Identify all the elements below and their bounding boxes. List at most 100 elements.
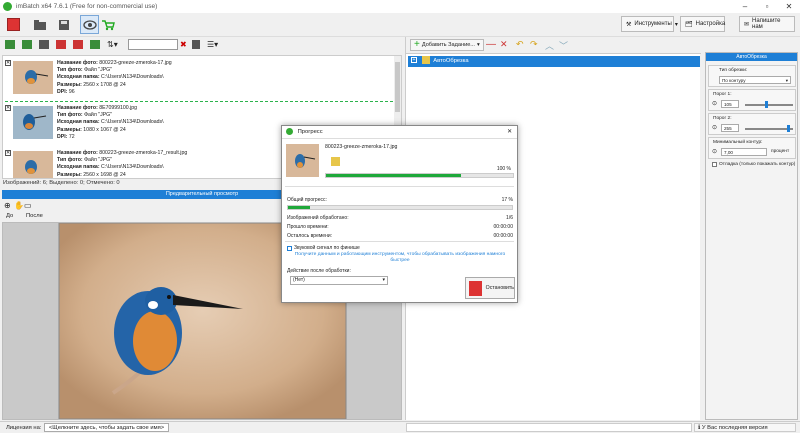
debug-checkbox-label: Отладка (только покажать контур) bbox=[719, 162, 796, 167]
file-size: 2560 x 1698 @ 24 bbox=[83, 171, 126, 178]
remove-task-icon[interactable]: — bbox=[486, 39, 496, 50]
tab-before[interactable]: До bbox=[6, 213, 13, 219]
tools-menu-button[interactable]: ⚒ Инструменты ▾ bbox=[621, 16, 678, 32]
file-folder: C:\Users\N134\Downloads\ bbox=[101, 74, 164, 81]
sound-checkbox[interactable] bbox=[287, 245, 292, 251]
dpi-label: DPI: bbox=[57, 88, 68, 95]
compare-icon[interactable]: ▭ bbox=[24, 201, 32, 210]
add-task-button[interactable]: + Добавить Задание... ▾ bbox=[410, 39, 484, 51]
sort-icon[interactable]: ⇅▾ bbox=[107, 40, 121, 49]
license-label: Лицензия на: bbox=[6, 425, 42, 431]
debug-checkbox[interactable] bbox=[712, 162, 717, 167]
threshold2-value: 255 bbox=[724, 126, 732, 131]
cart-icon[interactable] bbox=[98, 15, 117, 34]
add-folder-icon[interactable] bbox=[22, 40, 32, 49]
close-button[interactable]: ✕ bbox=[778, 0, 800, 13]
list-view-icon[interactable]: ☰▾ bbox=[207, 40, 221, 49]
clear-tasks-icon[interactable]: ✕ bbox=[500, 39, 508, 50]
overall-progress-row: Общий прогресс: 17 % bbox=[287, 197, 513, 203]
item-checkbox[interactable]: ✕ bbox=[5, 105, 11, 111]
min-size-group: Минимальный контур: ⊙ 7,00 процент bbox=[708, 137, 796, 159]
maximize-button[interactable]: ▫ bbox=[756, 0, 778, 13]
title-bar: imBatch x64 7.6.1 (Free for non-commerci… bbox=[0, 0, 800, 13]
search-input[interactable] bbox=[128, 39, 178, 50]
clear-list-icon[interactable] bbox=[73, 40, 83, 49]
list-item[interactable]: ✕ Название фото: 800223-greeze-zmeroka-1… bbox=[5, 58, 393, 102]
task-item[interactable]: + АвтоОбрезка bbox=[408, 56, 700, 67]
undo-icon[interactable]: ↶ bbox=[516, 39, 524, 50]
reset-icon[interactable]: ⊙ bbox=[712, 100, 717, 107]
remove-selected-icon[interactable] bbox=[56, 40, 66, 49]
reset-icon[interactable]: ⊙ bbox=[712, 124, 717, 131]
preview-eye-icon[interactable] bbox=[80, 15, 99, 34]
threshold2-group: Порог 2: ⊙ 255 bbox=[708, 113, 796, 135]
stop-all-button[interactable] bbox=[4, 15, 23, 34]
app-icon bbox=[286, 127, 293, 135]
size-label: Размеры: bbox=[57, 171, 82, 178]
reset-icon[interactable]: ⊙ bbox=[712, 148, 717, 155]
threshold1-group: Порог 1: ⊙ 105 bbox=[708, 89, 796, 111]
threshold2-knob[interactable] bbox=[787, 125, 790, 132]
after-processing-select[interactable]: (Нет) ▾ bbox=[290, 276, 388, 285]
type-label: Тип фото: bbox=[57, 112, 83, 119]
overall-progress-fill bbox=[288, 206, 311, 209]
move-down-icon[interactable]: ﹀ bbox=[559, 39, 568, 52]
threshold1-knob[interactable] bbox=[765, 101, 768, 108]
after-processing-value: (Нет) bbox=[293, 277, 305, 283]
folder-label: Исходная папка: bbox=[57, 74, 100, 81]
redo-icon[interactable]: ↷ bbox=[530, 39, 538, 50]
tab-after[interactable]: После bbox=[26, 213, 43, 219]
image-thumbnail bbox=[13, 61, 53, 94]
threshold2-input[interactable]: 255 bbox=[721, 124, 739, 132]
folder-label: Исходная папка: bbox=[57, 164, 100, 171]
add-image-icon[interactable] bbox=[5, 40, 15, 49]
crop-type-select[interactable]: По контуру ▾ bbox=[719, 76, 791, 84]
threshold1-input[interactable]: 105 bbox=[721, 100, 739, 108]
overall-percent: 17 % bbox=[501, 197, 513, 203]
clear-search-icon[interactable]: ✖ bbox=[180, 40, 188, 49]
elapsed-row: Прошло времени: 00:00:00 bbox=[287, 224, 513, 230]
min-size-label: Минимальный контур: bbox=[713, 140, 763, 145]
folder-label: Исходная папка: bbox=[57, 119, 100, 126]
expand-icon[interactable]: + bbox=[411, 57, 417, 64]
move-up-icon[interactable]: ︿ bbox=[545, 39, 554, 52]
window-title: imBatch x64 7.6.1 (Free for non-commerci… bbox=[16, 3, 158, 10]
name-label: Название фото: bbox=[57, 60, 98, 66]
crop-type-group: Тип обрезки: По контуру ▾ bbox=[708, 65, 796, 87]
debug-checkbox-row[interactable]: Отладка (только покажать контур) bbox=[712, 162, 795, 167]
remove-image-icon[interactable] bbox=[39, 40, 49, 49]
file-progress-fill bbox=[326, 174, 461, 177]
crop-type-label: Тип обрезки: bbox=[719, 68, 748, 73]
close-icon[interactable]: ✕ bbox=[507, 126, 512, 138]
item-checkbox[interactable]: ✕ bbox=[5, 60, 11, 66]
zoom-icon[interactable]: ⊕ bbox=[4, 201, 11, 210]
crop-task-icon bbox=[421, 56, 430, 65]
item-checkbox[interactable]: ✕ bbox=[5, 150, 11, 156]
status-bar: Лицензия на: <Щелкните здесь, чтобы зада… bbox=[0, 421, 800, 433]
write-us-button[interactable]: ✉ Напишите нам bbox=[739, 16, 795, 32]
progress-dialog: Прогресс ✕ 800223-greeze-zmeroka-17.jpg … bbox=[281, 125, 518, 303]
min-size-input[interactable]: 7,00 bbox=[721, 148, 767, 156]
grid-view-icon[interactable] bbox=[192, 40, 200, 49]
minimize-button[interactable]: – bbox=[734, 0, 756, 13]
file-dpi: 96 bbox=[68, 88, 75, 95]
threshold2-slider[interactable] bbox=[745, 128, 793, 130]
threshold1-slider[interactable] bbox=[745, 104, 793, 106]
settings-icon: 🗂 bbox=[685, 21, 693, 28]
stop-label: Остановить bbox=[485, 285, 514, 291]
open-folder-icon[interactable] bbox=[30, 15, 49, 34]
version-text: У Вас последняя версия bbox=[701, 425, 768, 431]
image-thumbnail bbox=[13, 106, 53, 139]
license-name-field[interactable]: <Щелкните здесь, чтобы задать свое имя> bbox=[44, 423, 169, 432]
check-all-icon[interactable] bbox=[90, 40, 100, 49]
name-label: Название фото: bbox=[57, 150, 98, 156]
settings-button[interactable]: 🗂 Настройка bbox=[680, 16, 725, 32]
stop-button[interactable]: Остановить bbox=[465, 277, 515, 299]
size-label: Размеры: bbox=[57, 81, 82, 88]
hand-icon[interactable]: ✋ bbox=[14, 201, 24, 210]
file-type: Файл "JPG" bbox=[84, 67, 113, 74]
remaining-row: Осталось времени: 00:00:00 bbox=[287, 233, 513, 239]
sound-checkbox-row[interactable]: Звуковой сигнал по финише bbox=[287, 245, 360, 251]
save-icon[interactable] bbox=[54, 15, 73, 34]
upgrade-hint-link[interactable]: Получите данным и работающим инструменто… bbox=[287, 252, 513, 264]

++++++++++++++++++++

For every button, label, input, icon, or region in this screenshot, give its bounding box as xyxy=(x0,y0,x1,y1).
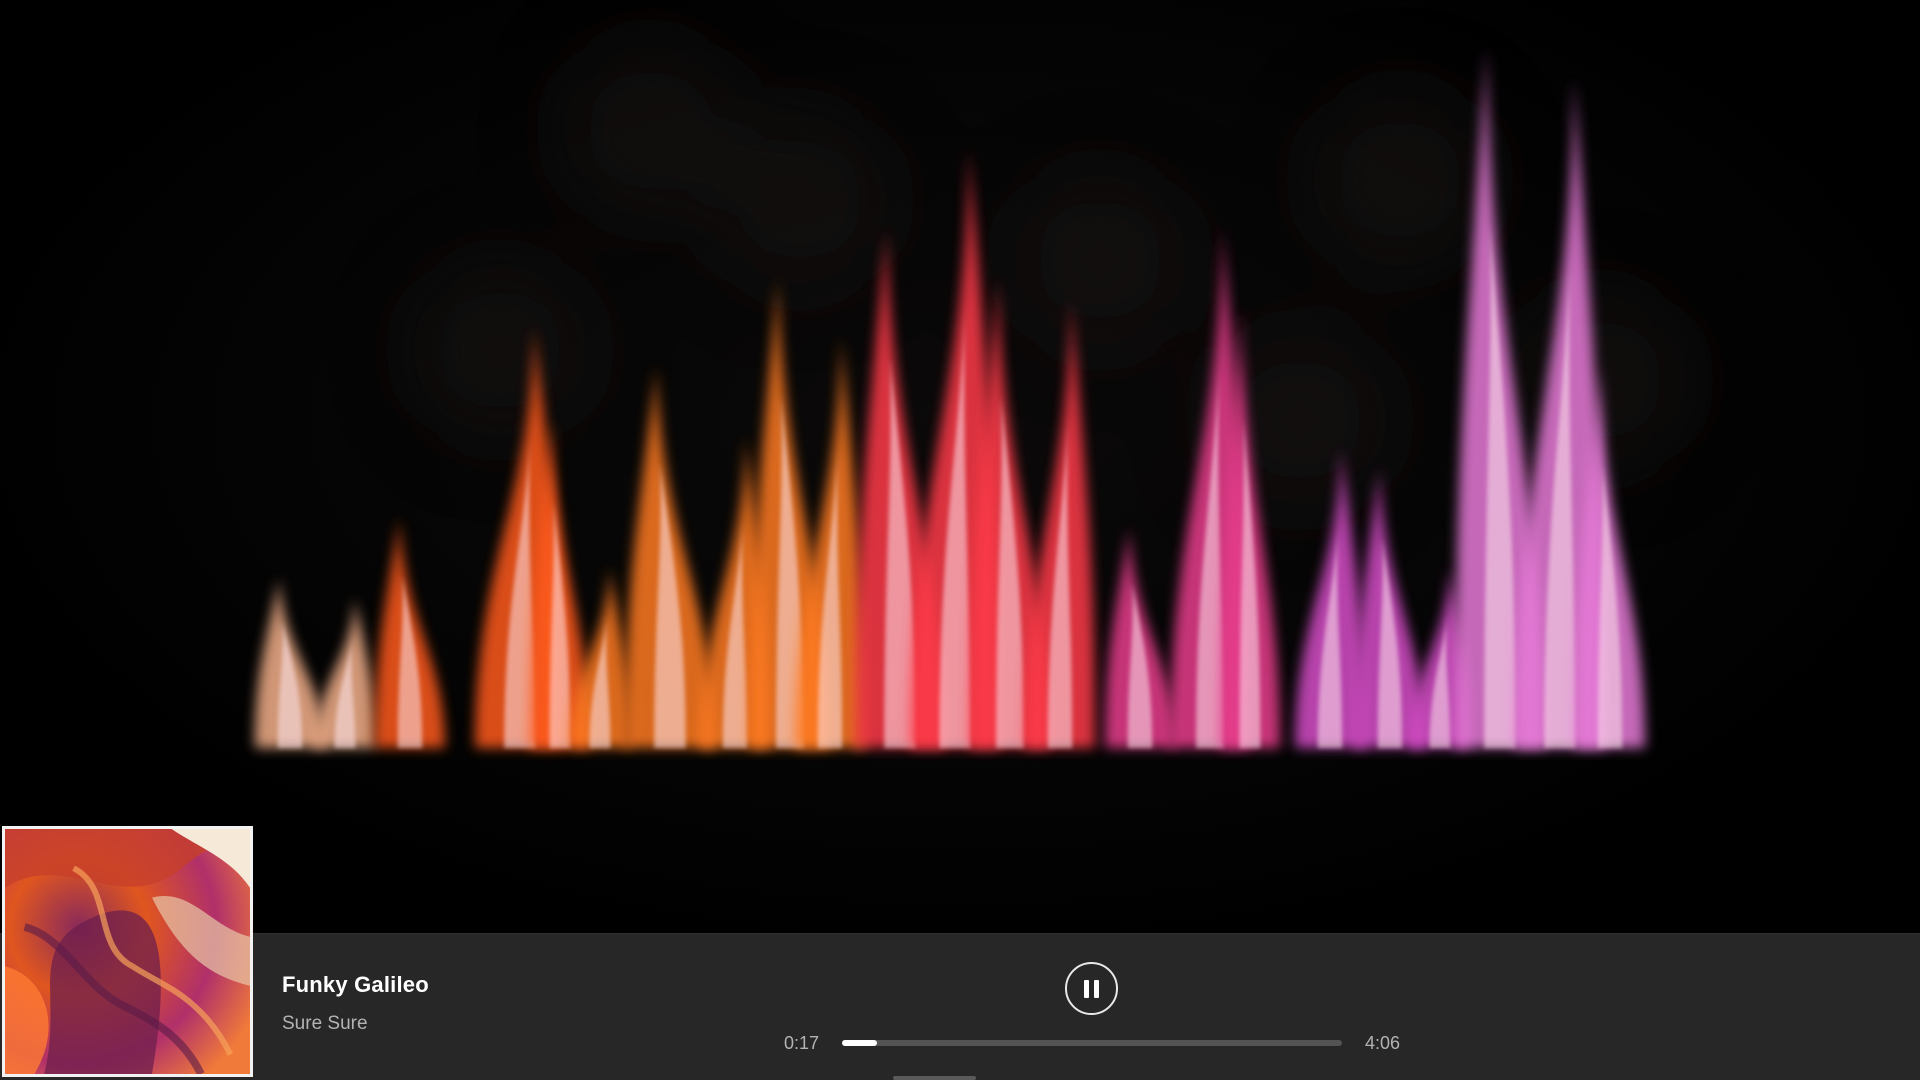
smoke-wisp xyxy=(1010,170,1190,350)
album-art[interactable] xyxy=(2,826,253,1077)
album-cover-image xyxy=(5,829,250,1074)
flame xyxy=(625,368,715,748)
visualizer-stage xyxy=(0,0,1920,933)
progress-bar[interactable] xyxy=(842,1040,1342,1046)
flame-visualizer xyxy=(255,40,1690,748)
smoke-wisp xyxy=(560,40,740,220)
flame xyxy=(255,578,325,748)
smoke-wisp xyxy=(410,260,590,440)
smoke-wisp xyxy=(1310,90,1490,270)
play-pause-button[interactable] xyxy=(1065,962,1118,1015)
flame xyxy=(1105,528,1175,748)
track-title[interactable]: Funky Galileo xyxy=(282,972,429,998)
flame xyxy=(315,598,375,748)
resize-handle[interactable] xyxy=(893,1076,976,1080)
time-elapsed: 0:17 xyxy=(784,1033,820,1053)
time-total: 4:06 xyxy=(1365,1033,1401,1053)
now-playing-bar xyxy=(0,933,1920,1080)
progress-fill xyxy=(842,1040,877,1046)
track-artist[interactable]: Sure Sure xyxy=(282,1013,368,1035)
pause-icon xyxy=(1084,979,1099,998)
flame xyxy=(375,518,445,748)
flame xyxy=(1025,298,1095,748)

++++++++++++++++++++

* Given task *
Rewrite the lines above, from the one containing "debug-checkbox-label: Отладка (только" through the one containing "tools-menu-button[interactable]: ⚒ Инструменты", inclusive, as a numbered list, omitting any blank lines.

* Worked solution *
1. debug-checkbox-label: Отладка (только покажать контур) bbox=[719, 162, 796, 167]
2. file-size: 2560 x 1698 @ 24 bbox=[83, 171, 126, 178]
3. remove-task-icon[interactable]: — bbox=[486, 39, 496, 50]
4. tab-before[interactable]: До bbox=[6, 213, 13, 219]
5. tools-menu-button[interactable]: ⚒ Инструменты ▾ bbox=[621, 16, 678, 32]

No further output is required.